Copy out exactly every line from the line containing "What does this" until the records below end, inclusive of both boundary lines.

== == ==

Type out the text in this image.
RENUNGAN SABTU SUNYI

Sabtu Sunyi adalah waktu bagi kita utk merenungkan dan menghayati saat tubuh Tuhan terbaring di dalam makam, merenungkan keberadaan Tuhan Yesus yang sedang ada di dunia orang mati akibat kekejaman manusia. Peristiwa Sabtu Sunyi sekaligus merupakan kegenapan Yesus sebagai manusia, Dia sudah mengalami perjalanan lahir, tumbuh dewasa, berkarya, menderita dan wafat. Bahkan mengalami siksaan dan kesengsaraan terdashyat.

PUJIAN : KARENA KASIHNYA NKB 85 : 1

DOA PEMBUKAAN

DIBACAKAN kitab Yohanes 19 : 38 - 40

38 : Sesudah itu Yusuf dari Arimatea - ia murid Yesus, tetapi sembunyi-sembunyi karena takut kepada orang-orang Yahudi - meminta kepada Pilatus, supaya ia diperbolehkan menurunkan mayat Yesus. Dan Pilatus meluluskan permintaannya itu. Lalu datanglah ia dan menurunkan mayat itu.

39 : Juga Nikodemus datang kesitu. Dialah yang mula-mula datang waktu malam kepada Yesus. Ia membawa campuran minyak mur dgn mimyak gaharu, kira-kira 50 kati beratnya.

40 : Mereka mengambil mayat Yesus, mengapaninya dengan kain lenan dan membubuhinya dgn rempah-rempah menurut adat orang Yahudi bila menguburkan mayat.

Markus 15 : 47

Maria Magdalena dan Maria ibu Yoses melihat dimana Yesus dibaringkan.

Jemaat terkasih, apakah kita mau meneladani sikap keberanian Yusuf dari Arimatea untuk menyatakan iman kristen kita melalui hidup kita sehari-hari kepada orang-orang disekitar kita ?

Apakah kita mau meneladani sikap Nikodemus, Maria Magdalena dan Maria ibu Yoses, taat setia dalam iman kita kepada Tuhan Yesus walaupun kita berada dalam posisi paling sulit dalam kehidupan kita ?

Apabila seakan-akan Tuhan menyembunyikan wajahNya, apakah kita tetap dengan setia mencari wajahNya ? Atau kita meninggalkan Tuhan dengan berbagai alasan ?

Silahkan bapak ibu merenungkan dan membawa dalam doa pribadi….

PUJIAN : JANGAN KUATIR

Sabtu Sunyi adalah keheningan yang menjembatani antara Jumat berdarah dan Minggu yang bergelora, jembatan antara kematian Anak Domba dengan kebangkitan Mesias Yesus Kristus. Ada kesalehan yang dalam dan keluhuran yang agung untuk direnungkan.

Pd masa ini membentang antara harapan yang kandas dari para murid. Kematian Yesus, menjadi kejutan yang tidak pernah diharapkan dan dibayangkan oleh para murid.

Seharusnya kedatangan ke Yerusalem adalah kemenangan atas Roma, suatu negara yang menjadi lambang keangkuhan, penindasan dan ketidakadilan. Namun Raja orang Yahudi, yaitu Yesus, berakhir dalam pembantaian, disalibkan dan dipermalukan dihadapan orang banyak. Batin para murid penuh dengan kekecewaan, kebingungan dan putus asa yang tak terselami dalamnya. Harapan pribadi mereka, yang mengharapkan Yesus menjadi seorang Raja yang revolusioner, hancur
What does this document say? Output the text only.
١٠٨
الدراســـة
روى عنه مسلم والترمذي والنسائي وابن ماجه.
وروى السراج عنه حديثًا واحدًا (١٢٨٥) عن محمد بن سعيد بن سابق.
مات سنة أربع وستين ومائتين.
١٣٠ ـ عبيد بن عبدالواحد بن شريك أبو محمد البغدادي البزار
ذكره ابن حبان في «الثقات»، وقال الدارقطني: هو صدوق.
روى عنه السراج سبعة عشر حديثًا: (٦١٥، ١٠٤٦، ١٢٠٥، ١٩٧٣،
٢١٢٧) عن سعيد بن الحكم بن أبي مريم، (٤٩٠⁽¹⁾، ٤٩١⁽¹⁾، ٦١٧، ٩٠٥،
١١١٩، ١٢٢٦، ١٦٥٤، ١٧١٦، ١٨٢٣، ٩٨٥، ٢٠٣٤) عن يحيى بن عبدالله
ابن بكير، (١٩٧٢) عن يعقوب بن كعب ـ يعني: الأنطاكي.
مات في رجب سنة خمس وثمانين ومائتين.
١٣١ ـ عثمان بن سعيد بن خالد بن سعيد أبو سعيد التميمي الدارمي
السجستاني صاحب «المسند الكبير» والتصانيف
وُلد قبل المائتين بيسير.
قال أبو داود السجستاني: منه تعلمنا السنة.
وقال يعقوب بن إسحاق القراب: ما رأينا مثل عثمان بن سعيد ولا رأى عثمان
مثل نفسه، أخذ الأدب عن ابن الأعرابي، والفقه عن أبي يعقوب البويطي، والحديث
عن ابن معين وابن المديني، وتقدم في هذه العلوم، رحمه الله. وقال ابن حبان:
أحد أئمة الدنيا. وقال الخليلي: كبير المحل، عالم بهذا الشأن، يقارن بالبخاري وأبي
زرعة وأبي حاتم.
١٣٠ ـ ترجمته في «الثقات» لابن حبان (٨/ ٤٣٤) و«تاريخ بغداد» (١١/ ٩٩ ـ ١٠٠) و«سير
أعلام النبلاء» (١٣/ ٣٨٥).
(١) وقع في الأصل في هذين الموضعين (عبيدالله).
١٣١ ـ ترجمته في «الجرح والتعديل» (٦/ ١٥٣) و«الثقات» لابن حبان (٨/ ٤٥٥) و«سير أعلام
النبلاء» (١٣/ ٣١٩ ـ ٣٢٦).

== == ==

- TASK SOLUTION
What does this document say? Output the text only.
١٠٨
الدراســـة
روى عنه مسلم والترمذي والنسائي وابن ماجه.
وروى السراج عنه حديثًا واحدًا (١٢٨٥) عن محمد بن سعيد بن سابق.
مات سنة أربع وستين ومائتين.
١٣٠ ـ عبيد بن عبدالواحد بن شريك أبو محمد البغدادي البزار
ذكره ابن حبان في «الثقات»، وقال الدارقطني: هو صدوق.
روى عنه السراج سبعة عشر حديثًا: (٦١٥، ١٠٤٦، ١٢٠٥، ١٩٧٣،
٢١٢٧) عن سعيد بن الحكم بن أبي مريم، (٤٩٠⁽¹⁾، ٤٩١⁽¹⁾، ٦١٧، ٩٠٥،
١١١٩، ١٢٢٦، ١٦٥٤، ١٧١٦، ١٨٢٣، ٩٨٥، ٢٠٣٤) عن يحيى بن عبدالله
ابن بكير، (١٩٧٢) عن يعقوب بن كعب ـ يعني: الأنطاكي.
مات في رجب سنة خمس وثمانين ومائتين.
١٣١ ـ عثمان بن سعيد بن خالد بن سعيد أبو سعيد التميمي الدارمي
السجستاني صاحب «المسند الكبير» والتصانيف
وُلد قبل المائتين بيسير.
قال أبو داود السجستاني: منه تعلمنا السنة.
وقال يعقوب بن إسحاق القراب: ما رأينا مثل عثمان بن سعيد ولا رأى عثمان
مثل نفسه، أخذ الأدب عن ابن الأعرابي، والفقه عن أبي يعقوب البويطي، والحديث
عن ابن معين وابن المديني، وتقدم في هذه العلوم، رحمه الله. وقال ابن حبان:
أحد أئمة الدنيا. وقال الخليلي: كبير المحل، عالم بهذا الشأن، يقارن بالبخاري وأبي
زرعة وأبي حاتم.
١٣٠ ـ ترجمته في «الثقات» لابن حبان (٨/ ٤٣٤) و«تاريخ بغداد» (١١/ ٩٩ ـ ١٠٠) و«سير
أعلام النبلاء» (١٣/ ٣٨٥).
(١) وقع في الأصل في هذين الموضعين (عبيدالله).
١٣١ ـ ترجمته في «الجرح والتعديل» (٦/ ١٥٣) و«الثقات» لابن حبان (٨/ ٤٥٥) و«سير أعلام
النبلاء» (١٣/ ٣١٩ ـ ٣٢٦).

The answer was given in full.